→ **What this task involves**
Output the lines of the records below unchanged, starting at the first line of the records and ending at the line that contains "fake-images-box: Fake images".

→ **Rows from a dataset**

--- --- ---

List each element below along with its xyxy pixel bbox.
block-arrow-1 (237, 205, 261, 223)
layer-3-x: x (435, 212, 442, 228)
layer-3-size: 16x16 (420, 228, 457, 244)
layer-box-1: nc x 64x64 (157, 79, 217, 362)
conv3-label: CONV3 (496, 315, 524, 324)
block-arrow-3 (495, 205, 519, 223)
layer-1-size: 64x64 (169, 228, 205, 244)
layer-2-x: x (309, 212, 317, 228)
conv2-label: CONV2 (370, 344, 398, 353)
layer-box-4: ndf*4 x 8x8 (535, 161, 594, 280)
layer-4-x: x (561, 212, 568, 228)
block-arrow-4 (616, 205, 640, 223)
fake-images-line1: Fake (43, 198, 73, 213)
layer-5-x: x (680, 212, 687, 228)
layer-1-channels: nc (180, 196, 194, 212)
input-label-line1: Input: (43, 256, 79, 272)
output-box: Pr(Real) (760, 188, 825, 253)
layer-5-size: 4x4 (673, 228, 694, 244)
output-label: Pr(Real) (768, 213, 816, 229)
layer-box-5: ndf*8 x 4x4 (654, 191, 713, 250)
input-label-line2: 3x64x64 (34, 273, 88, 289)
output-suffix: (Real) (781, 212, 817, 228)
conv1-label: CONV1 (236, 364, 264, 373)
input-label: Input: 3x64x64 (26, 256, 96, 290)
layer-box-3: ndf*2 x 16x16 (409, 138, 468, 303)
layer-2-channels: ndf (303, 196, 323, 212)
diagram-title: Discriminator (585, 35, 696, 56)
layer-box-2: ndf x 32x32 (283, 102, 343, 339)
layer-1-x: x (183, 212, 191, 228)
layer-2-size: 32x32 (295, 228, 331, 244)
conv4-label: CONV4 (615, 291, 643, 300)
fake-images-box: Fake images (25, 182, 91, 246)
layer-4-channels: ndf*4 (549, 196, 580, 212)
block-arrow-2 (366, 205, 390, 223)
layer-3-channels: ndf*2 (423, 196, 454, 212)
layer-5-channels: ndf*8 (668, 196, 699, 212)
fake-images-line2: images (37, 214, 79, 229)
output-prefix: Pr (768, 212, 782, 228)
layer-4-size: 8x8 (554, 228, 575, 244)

--- --- ---

→ **Solution for this task**
List each element below along with its xyxy pixel bbox.
block-arrow-1 (237, 205, 261, 223)
layer-3-x: x (435, 212, 442, 228)
layer-3-size: 16x16 (420, 228, 457, 244)
layer-box-1: nc x 64x64 (157, 79, 217, 362)
conv3-label: CONV3 (496, 315, 524, 324)
block-arrow-3 (495, 205, 519, 223)
layer-1-size: 64x64 (169, 228, 205, 244)
layer-2-x: x (309, 212, 317, 228)
conv2-label: CONV2 (370, 344, 398, 353)
layer-box-4: ndf*4 x 8x8 (535, 161, 594, 280)
layer-4-x: x (561, 212, 568, 228)
block-arrow-4 (616, 205, 640, 223)
fake-images-line1: Fake (43, 198, 73, 213)
layer-5-x: x (680, 212, 687, 228)
layer-1-channels: nc (180, 196, 194, 212)
input-label-line1: Input: (43, 256, 79, 272)
output-box: Pr(Real) (760, 188, 825, 253)
layer-5-size: 4x4 (673, 228, 694, 244)
output-label: Pr(Real) (768, 213, 816, 229)
layer-box-5: ndf*8 x 4x4 (654, 191, 713, 250)
input-label-line2: 3x64x64 (34, 273, 88, 289)
output-suffix: (Real) (781, 212, 817, 228)
conv1-label: CONV1 (236, 364, 264, 373)
input-label: Input: 3x64x64 (26, 256, 96, 290)
layer-box-3: ndf*2 x 16x16 (409, 138, 468, 303)
layer-2-channels: ndf (303, 196, 323, 212)
diagram-title: Discriminator (585, 35, 696, 56)
layer-box-2: ndf x 32x32 (283, 102, 343, 339)
layer-1-x: x (183, 212, 191, 228)
layer-2-size: 32x32 (295, 228, 331, 244)
conv4-label: CONV4 (615, 291, 643, 300)
fake-images-box: Fake images (25, 182, 91, 246)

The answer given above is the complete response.